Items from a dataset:
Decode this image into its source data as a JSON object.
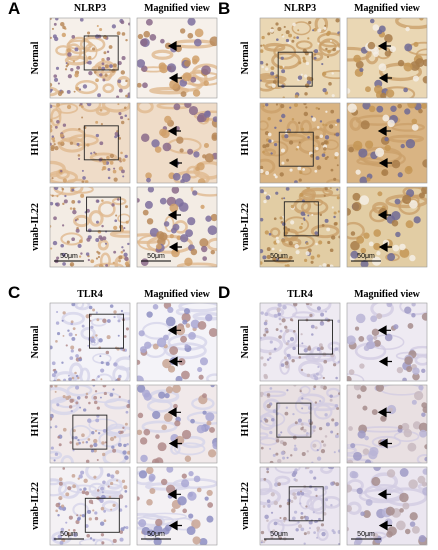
{
  "panels": [
    {
      "label": "A",
      "marker": "NLRP3",
      "magnified_header": "Magnified view",
      "row_labels": [
        "Normal",
        "H1N1",
        "vmab-IL22"
      ],
      "scale_bar": "50μm"
    },
    {
      "label": "B",
      "marker": "NLRP3",
      "magnified_header": "Magnified view",
      "row_labels": [
        "Normal",
        "H1N1",
        "vmab-IL22"
      ],
      "scale_bar": "50μm"
    },
    {
      "label": "C",
      "marker": "TLR4",
      "magnified_header": "Magnified view",
      "row_labels": [
        "Normal",
        "H1N1",
        "vmab-IL22"
      ],
      "scale_bar": "50μm"
    },
    {
      "label": "D",
      "marker": "TLR4",
      "magnified_header": "Magnified view",
      "row_labels": [
        "Normal",
        "H1N1",
        "vmab-IL22"
      ],
      "scale_bar": "50μm"
    }
  ]
}
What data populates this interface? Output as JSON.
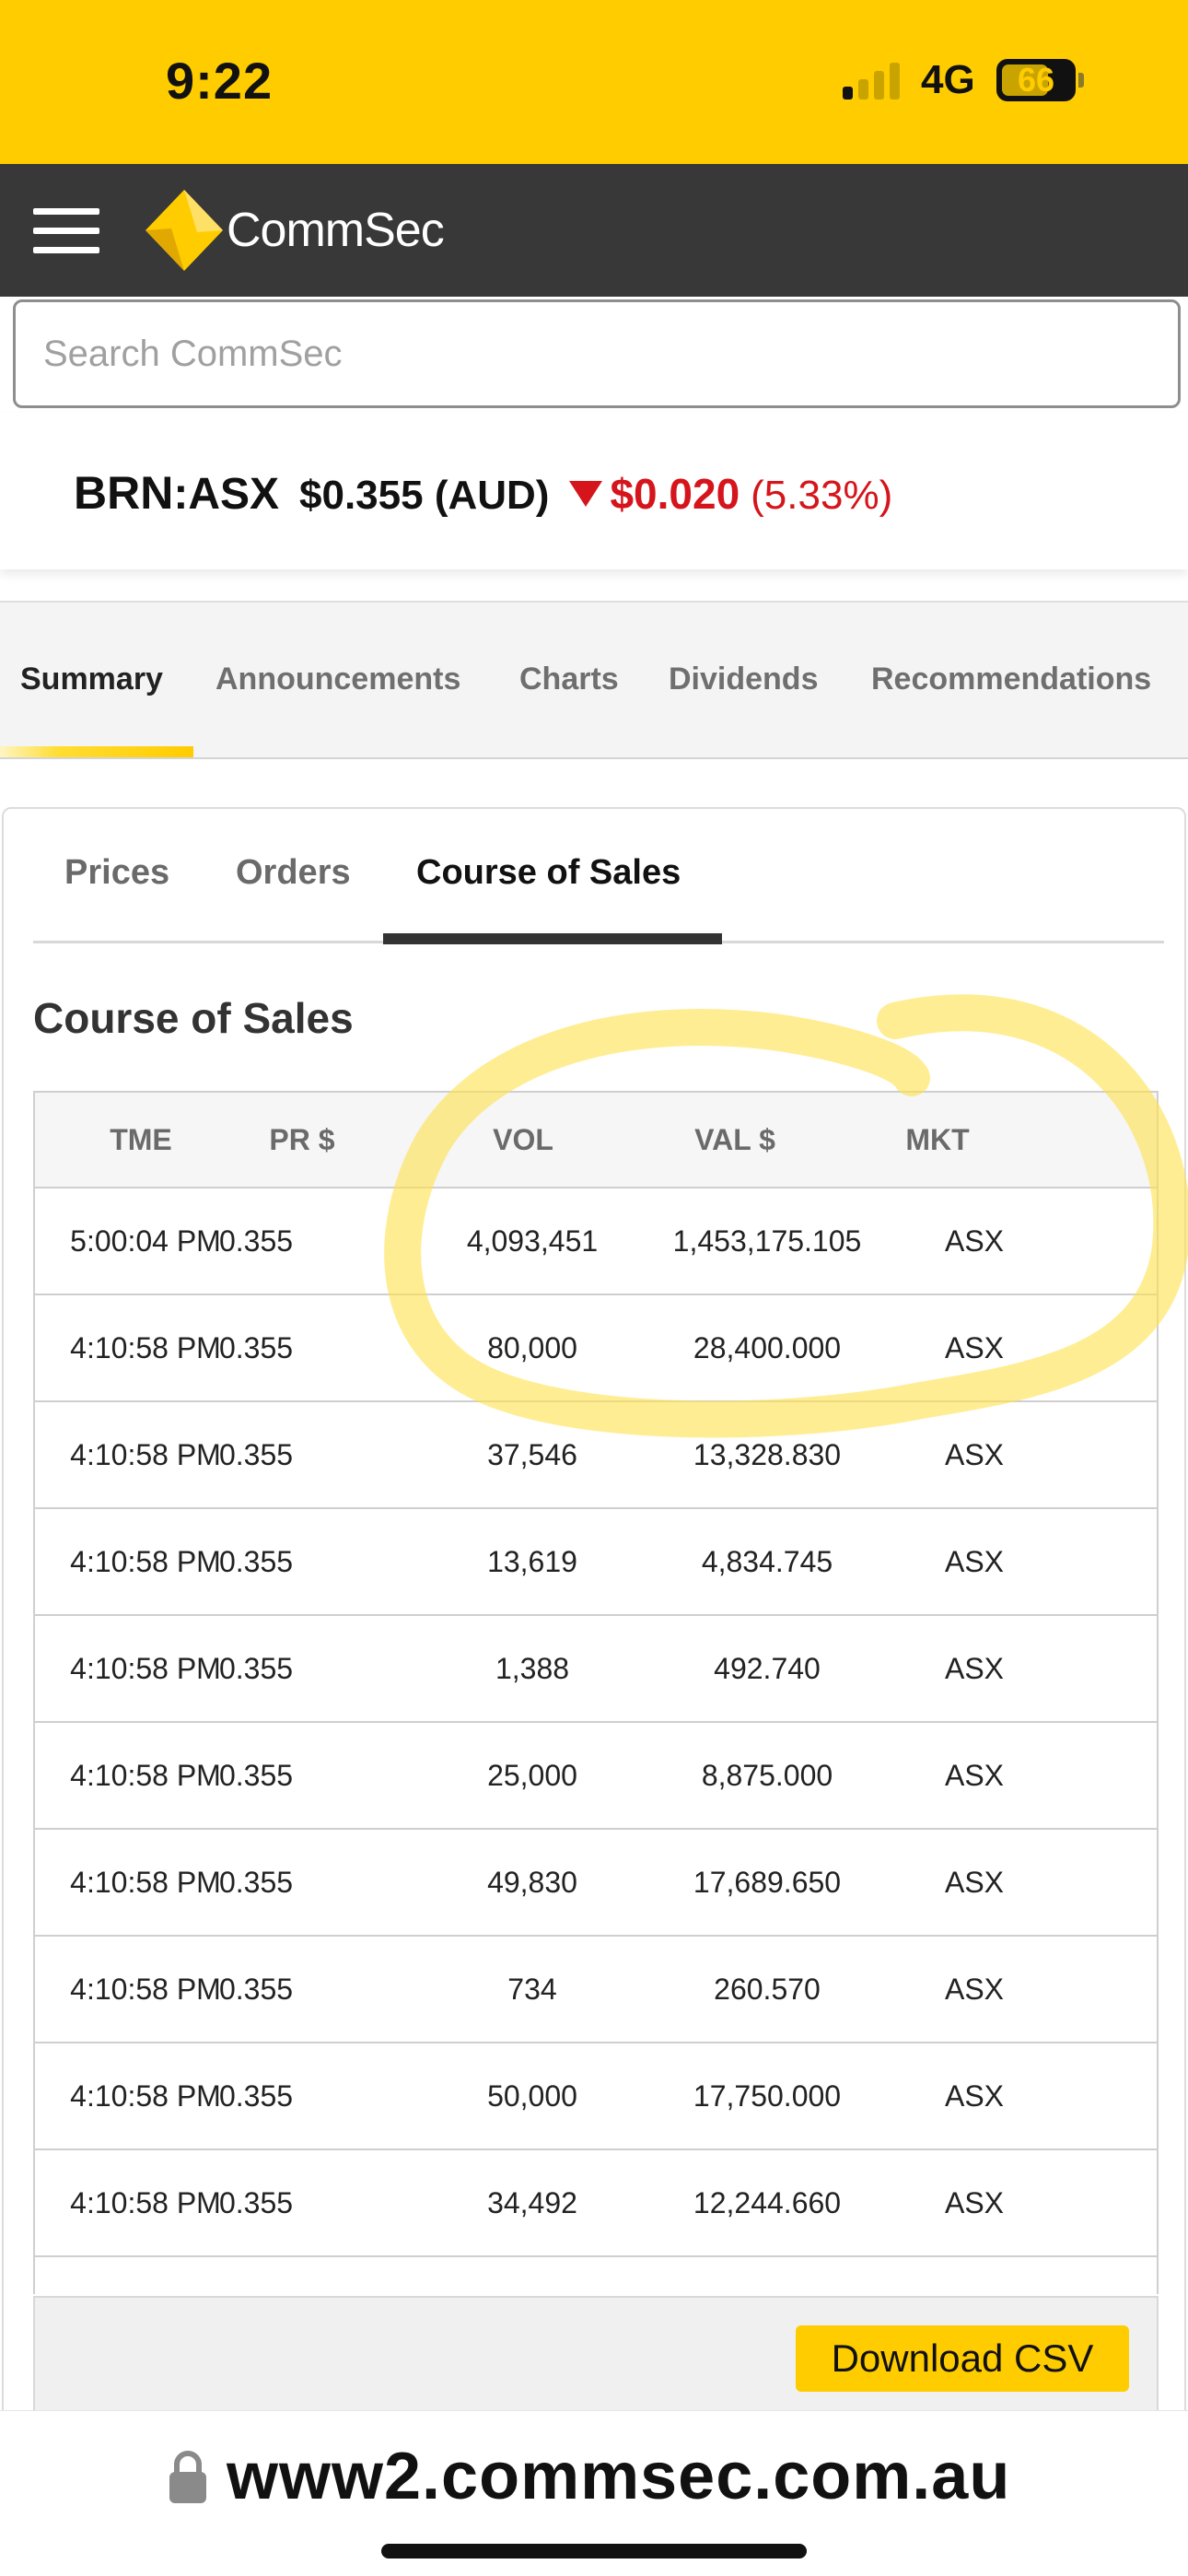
{
  "status_bar": {
    "time": "9:22",
    "network": "4G",
    "battery": "66"
  },
  "header": {
    "brand": "CommSec"
  },
  "search": {
    "placeholder": "Search CommSec"
  },
  "quote": {
    "symbol": "BRN",
    "exchange": ":ASX",
    "price": "$0.355 (AUD)",
    "change": "$0.020",
    "change_pct": "(5.33%)"
  },
  "main_tabs": [
    {
      "label": "Summary",
      "active": true
    },
    {
      "label": "Announcements"
    },
    {
      "label": "Charts"
    },
    {
      "label": "Dividends"
    },
    {
      "label": "Recommendations"
    }
  ],
  "sub_tabs": [
    {
      "label": "Prices"
    },
    {
      "label": "Orders"
    },
    {
      "label": "Course of Sales",
      "active": true
    }
  ],
  "section_title": "Course of Sales",
  "table": {
    "headers": [
      "TME",
      "PR $",
      "VOL",
      "VAL $",
      "MKT"
    ],
    "rows": [
      [
        "5:00:04 PM",
        "0.355",
        "4,093,451",
        "1,453,175.105",
        "ASX"
      ],
      [
        "4:10:58 PM",
        "0.355",
        "80,000",
        "28,400.000",
        "ASX"
      ],
      [
        "4:10:58 PM",
        "0.355",
        "37,546",
        "13,328.830",
        "ASX"
      ],
      [
        "4:10:58 PM",
        "0.355",
        "13,619",
        "4,834.745",
        "ASX"
      ],
      [
        "4:10:58 PM",
        "0.355",
        "1,388",
        "492.740",
        "ASX"
      ],
      [
        "4:10:58 PM",
        "0.355",
        "25,000",
        "8,875.000",
        "ASX"
      ],
      [
        "4:10:58 PM",
        "0.355",
        "49,830",
        "17,689.650",
        "ASX"
      ],
      [
        "4:10:58 PM",
        "0.355",
        "734",
        "260.570",
        "ASX"
      ],
      [
        "4:10:58 PM",
        "0.355",
        "50,000",
        "17,750.000",
        "ASX"
      ],
      [
        "4:10:58 PM",
        "0.355",
        "34,492",
        "12,244.660",
        "ASX"
      ]
    ]
  },
  "download_button": "Download CSV",
  "url_bar": {
    "url": "www2.commsec.com.au"
  },
  "colors": {
    "brand_yellow": "#ffcc00",
    "header_dark": "#383838",
    "negative_red": "#d5141b",
    "highlight": "#ffe14d"
  }
}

Task details: Transcribe every entry word for word, but omit the pictures.

Full solution:
Decode this image into its source data as a JSON object.
{
  "panels": [
    {
      "label": "A",
      "marker": "NLRP3",
      "magnified_header": "Magnified view",
      "row_labels": [
        "Normal",
        "H1N1",
        "vmab-IL22"
      ],
      "scale_bar": "50μm"
    },
    {
      "label": "B",
      "marker": "NLRP3",
      "magnified_header": "Magnified view",
      "row_labels": [
        "Normal",
        "H1N1",
        "vmab-IL22"
      ],
      "scale_bar": "50μm"
    },
    {
      "label": "C",
      "marker": "TLR4",
      "magnified_header": "Magnified view",
      "row_labels": [
        "Normal",
        "H1N1",
        "vmab-IL22"
      ],
      "scale_bar": "50μm"
    },
    {
      "label": "D",
      "marker": "TLR4",
      "magnified_header": "Magnified view",
      "row_labels": [
        "Normal",
        "H1N1",
        "vmab-IL22"
      ],
      "scale_bar": "50μm"
    }
  ]
}
What data populates this interface? Output as JSON.
{
  "status_bar": {
    "time": "9:22",
    "network": "4G",
    "battery": "66"
  },
  "header": {
    "brand": "CommSec"
  },
  "search": {
    "placeholder": "Search CommSec"
  },
  "quote": {
    "symbol": "BRN",
    "exchange": ":ASX",
    "price": "$0.355 (AUD)",
    "change": "$0.020",
    "change_pct": "(5.33%)"
  },
  "main_tabs": [
    {
      "label": "Summary",
      "active": true
    },
    {
      "label": "Announcements"
    },
    {
      "label": "Charts"
    },
    {
      "label": "Dividends"
    },
    {
      "label": "Recommendations"
    }
  ],
  "sub_tabs": [
    {
      "label": "Prices"
    },
    {
      "label": "Orders"
    },
    {
      "label": "Course of Sales",
      "active": true
    }
  ],
  "section_title": "Course of Sales",
  "table": {
    "headers": [
      "TME",
      "PR $",
      "VOL",
      "VAL $",
      "MKT"
    ],
    "rows": [
      [
        "5:00:04 PM",
        "0.355",
        "4,093,451",
        "1,453,175.105",
        "ASX"
      ],
      [
        "4:10:58 PM",
        "0.355",
        "80,000",
        "28,400.000",
        "ASX"
      ],
      [
        "4:10:58 PM",
        "0.355",
        "37,546",
        "13,328.830",
        "ASX"
      ],
      [
        "4:10:58 PM",
        "0.355",
        "13,619",
        "4,834.745",
        "ASX"
      ],
      [
        "4:10:58 PM",
        "0.355",
        "1,388",
        "492.740",
        "ASX"
      ],
      [
        "4:10:58 PM",
        "0.355",
        "25,000",
        "8,875.000",
        "ASX"
      ],
      [
        "4:10:58 PM",
        "0.355",
        "49,830",
        "17,689.650",
        "ASX"
      ],
      [
        "4:10:58 PM",
        "0.355",
        "734",
        "260.570",
        "ASX"
      ],
      [
        "4:10:58 PM",
        "0.355",
        "50,000",
        "17,750.000",
        "ASX"
      ],
      [
        "4:10:58 PM",
        "0.355",
        "34,492",
        "12,244.660",
        "ASX"
      ]
    ]
  },
  "download_button": "Download CSV",
  "url_bar": {
    "url": "www2.commsec.com.au"
  },
  "colors": {
    "brand_yellow": "#ffcc00",
    "header_dark": "#383838",
    "negative_red": "#d5141b",
    "highlight": "#ffe14d"
  }
}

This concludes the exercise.